-- BEGIN --

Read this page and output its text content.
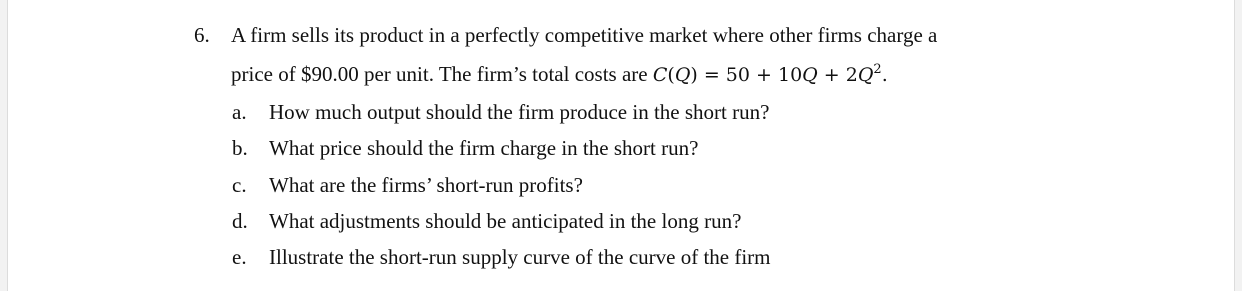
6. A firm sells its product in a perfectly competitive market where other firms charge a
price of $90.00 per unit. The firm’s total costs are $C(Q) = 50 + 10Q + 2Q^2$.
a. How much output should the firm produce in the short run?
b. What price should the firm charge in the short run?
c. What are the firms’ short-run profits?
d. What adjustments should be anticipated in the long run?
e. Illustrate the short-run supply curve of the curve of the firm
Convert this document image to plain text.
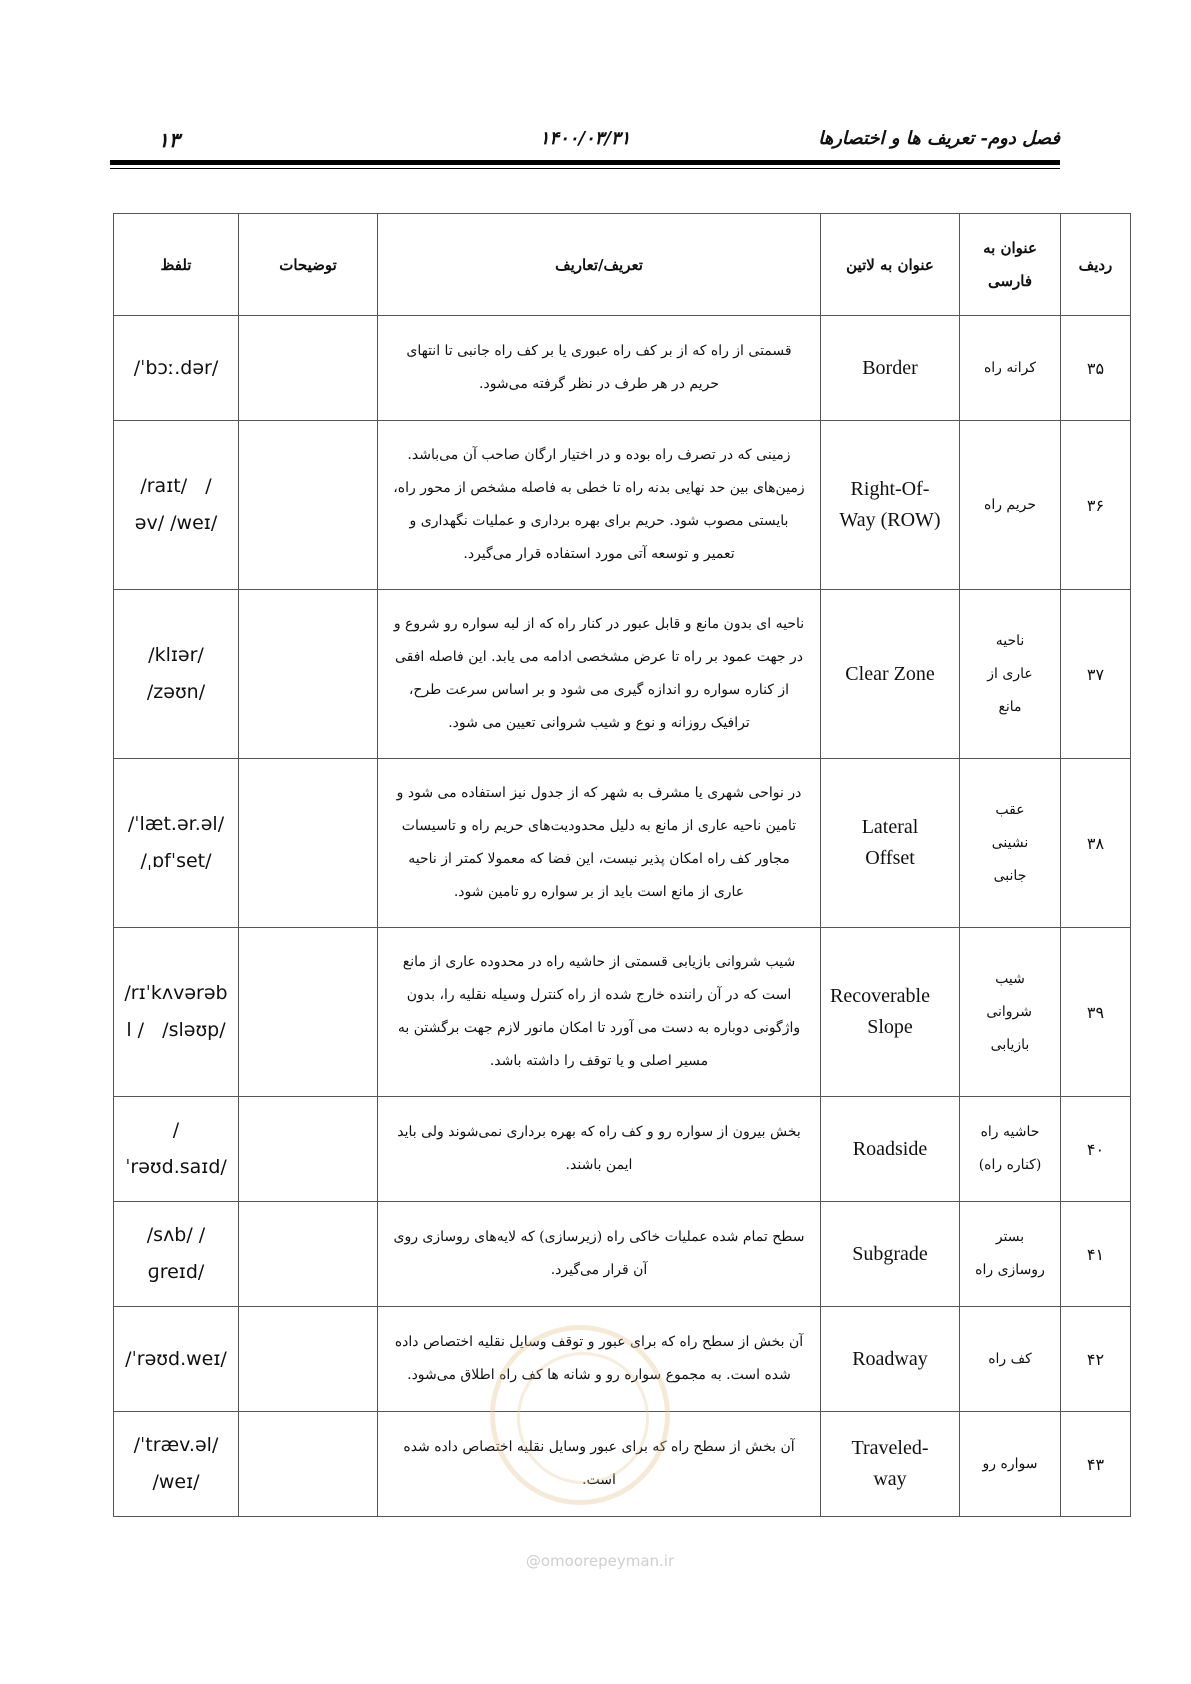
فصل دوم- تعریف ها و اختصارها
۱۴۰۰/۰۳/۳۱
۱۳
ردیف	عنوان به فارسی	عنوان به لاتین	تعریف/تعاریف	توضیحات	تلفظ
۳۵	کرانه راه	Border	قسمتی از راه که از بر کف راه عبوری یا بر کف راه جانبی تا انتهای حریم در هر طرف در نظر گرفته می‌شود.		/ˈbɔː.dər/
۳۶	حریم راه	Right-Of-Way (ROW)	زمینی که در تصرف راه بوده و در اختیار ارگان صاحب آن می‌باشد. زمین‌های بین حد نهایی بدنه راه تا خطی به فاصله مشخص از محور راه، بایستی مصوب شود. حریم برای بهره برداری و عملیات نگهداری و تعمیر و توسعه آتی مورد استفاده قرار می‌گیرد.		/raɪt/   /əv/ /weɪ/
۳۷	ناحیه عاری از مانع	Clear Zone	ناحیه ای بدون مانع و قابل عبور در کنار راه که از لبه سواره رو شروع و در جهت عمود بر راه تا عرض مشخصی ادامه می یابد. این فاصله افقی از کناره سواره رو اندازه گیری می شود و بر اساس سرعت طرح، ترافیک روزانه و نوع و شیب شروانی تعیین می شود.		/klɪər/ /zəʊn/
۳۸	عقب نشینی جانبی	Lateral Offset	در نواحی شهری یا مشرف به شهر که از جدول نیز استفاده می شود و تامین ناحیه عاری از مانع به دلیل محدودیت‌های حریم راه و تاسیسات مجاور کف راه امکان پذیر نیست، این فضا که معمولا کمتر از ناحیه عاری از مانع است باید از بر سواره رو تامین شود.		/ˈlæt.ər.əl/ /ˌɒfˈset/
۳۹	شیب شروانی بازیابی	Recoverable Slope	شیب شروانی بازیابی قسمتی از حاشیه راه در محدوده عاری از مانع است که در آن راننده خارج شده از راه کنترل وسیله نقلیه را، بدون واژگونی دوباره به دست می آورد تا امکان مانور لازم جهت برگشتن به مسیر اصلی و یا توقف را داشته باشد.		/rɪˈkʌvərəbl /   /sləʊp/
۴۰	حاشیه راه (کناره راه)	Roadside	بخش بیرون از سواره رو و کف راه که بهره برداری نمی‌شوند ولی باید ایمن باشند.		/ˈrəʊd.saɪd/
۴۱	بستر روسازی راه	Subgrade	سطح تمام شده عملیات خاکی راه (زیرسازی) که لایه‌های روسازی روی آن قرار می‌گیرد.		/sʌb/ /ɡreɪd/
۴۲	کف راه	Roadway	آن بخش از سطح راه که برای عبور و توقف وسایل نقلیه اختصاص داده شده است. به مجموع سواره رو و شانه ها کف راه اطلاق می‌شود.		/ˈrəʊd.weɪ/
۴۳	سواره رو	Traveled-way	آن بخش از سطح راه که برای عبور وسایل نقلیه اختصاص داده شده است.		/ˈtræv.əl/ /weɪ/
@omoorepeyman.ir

-- END --
-- BEGIN --

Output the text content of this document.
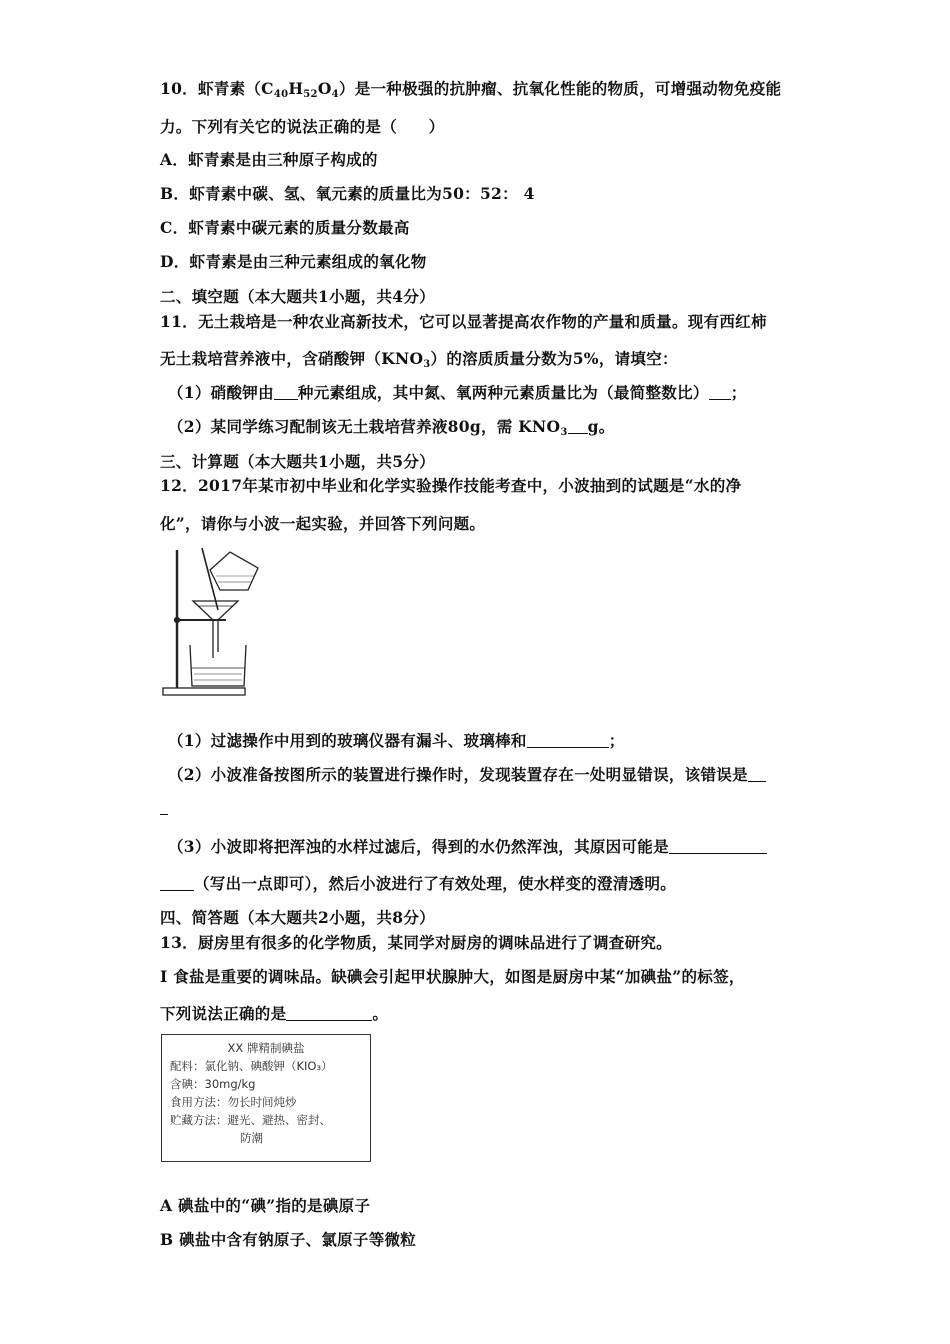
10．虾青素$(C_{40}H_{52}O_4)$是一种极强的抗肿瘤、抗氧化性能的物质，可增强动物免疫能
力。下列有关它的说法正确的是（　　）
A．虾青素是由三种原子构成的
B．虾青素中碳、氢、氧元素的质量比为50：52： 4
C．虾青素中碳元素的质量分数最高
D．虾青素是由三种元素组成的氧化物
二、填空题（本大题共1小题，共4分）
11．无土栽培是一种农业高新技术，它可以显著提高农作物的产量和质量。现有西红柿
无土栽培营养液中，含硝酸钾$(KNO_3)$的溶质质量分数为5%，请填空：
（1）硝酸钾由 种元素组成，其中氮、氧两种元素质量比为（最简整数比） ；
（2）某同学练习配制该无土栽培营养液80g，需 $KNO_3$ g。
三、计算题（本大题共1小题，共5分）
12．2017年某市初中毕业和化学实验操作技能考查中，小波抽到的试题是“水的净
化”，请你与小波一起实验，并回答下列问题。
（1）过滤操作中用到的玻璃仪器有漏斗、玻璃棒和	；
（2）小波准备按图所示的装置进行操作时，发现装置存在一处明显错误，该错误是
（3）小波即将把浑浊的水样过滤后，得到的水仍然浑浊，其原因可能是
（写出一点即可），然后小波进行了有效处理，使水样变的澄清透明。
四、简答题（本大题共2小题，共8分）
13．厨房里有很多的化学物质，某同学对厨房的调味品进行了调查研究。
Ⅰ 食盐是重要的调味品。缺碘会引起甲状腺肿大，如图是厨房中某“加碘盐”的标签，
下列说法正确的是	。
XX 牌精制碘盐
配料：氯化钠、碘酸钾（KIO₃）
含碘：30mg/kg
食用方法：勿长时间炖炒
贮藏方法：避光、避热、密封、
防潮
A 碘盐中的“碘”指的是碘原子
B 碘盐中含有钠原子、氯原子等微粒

-- END --
-- BEGIN --

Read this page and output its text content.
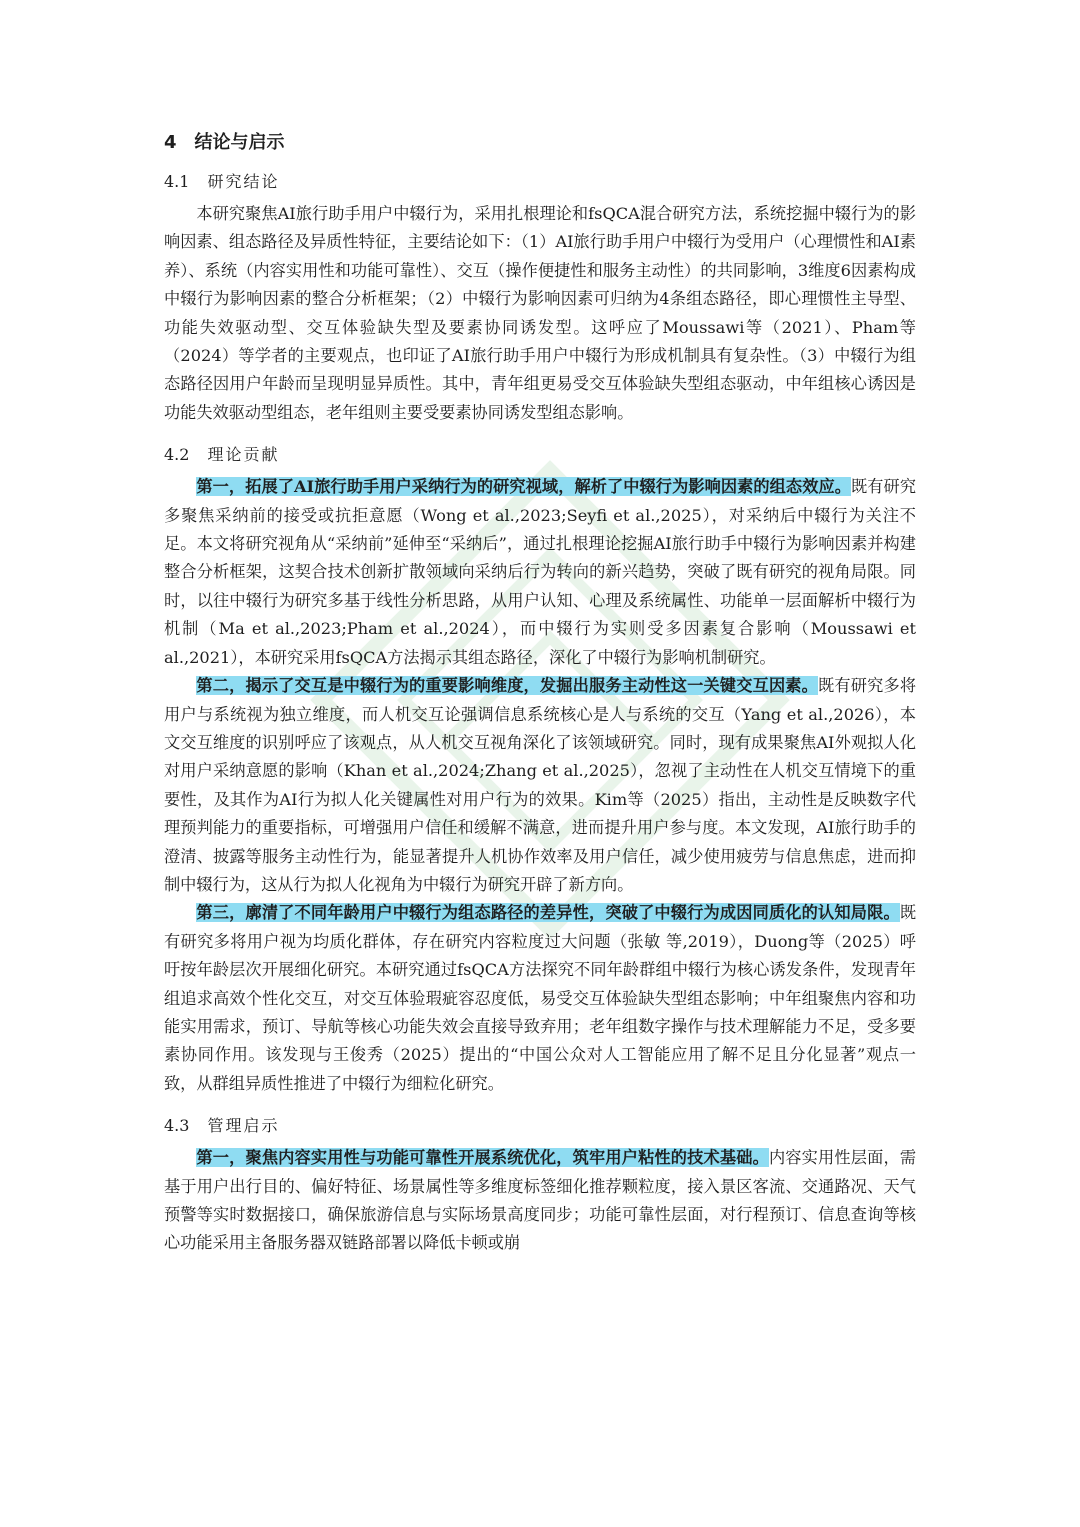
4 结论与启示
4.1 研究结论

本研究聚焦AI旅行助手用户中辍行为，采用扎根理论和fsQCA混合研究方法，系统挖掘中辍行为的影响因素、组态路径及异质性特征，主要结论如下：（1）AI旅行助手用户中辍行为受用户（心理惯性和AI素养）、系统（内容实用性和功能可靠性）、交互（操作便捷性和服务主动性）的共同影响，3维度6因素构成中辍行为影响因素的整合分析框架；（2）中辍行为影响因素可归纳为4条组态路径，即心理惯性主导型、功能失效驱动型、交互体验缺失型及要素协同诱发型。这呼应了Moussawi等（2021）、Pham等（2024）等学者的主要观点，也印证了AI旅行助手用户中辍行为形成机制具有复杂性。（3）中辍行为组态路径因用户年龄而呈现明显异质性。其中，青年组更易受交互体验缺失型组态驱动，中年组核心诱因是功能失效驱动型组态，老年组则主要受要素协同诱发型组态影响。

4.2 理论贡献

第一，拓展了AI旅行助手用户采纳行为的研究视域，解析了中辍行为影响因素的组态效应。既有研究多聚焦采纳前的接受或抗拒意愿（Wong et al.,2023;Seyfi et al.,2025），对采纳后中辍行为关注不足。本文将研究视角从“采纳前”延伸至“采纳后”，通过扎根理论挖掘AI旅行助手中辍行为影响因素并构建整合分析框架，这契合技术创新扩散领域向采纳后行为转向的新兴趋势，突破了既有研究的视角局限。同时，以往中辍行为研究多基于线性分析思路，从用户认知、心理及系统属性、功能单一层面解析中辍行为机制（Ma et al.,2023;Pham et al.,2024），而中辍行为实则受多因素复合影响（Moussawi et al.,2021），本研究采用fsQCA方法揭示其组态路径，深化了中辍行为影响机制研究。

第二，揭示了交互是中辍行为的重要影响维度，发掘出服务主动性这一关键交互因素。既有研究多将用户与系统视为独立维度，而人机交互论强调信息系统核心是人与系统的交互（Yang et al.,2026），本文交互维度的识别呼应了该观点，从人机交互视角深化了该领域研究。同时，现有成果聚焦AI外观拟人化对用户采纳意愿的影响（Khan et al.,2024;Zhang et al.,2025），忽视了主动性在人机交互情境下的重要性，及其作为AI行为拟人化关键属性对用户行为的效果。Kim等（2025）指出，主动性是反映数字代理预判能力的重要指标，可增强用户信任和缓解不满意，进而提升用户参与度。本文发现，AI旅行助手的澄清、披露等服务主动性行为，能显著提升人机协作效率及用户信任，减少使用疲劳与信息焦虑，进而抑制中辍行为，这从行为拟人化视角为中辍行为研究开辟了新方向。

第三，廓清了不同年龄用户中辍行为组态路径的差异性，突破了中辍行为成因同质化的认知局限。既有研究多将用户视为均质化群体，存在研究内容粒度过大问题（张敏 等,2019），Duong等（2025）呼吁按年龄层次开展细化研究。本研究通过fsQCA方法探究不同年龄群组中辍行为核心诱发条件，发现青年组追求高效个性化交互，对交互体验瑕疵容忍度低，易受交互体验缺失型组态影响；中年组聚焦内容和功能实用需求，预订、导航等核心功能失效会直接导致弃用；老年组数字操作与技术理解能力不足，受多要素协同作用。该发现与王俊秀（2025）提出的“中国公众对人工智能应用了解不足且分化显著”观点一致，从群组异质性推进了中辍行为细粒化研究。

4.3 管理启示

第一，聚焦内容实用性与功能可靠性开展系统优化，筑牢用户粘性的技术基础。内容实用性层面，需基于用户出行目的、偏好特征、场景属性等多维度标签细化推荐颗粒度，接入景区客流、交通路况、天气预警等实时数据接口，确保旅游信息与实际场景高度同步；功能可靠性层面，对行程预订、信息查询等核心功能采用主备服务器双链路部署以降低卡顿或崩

-- END --

• **GIVEN REQUEST**:
Search the records above for "نقلیه". Copy each line where it is found.

• **THE OUTPUT**:
۳۹	شیب شروانی بازیابی	Recoverable Slope	شیب شروانی بازیابی قسمتی از حاشیه راه در محدوده عاری از مانع است که در آن راننده خارج شده از راه کنترل وسیله نقلیه را، بدون واژگونی دوباره به دست می آورد تا امکان مانور لازم جهت برگشتن به مسیر اصلی و یا توقف را داشته باشد.		/rɪˈkʌvərəbl /   /sləʊp/
۴۲	کف راه	Roadway	آن بخش از سطح راه که برای عبور و توقف وسایل نقلیه اختصاص داده شده است. به مجموع سواره رو و شانه ها کف راه اطلاق می‌شود.		/ˈrəʊd.weɪ/
۴۳	سواره رو	Traveled-way	آن بخش از سطح راه که برای عبور وسایل نقلیه اختصاص داده شده است.		/ˈtræv.əl/ /weɪ/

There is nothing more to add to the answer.